Records from a data source:
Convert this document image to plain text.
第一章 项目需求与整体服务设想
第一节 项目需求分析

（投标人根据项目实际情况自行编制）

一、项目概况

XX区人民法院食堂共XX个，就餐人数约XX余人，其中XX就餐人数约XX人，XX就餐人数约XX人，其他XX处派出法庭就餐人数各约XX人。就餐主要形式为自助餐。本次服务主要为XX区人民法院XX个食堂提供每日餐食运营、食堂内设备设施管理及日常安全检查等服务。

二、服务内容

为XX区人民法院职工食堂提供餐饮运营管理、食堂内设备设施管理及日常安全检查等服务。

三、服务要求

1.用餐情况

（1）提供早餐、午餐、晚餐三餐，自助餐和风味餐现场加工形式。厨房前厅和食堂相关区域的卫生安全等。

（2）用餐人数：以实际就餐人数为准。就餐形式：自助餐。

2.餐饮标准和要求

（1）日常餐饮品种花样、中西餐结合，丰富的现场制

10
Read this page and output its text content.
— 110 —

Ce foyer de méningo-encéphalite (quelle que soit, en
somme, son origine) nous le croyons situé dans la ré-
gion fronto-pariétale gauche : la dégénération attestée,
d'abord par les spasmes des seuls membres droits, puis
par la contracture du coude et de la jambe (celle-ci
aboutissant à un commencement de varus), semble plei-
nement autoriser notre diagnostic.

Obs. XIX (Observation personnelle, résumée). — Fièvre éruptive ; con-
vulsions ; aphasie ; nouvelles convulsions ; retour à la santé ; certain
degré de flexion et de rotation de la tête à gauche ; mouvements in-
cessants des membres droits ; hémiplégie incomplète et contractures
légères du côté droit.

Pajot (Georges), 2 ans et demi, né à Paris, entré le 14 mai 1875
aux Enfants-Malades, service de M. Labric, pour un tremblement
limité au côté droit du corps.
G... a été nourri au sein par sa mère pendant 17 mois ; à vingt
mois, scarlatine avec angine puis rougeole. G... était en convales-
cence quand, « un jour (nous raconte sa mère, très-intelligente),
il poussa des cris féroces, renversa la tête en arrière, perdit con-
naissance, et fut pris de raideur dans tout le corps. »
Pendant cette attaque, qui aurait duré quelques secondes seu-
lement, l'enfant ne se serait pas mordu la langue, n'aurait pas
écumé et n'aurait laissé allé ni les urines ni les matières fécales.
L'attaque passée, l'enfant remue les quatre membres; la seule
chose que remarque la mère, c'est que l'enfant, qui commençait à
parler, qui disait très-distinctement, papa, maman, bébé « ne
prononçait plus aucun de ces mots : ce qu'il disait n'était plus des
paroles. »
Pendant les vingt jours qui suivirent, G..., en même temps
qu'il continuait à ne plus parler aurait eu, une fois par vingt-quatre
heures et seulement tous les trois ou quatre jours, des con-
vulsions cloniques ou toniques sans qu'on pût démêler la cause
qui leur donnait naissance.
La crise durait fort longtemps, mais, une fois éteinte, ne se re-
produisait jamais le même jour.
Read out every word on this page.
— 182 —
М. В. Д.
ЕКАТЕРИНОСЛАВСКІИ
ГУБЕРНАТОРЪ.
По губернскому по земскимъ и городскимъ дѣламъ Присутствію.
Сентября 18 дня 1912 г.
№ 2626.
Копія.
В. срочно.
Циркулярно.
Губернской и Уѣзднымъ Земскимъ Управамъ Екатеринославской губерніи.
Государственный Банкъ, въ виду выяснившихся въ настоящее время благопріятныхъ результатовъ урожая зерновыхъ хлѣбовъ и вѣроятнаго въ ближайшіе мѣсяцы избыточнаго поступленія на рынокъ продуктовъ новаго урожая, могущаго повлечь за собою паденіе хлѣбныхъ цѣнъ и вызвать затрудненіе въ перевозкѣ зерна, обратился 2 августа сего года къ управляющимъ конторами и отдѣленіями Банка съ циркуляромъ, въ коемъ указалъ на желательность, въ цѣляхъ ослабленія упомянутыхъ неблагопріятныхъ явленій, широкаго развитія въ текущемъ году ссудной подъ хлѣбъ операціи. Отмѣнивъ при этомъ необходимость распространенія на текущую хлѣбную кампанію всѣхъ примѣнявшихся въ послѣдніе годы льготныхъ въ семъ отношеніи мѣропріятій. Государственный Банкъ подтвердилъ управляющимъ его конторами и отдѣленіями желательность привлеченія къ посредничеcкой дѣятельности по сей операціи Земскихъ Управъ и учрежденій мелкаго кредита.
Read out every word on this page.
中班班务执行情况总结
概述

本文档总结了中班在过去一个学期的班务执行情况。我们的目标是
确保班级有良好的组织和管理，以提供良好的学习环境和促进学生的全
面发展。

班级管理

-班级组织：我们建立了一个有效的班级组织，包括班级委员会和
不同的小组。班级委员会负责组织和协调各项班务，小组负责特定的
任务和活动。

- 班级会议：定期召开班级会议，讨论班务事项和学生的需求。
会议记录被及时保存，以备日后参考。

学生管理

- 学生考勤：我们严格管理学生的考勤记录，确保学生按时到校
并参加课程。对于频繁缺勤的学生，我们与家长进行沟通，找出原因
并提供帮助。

JOB:
In the listing, find all lines with the string "mois" and copy them.

SOLUTION:
G... a été nourri au sein par sa mère pendant 17 mois ; à vingt
mois, scarlatine avec angine puis rougeole. G... était en convales-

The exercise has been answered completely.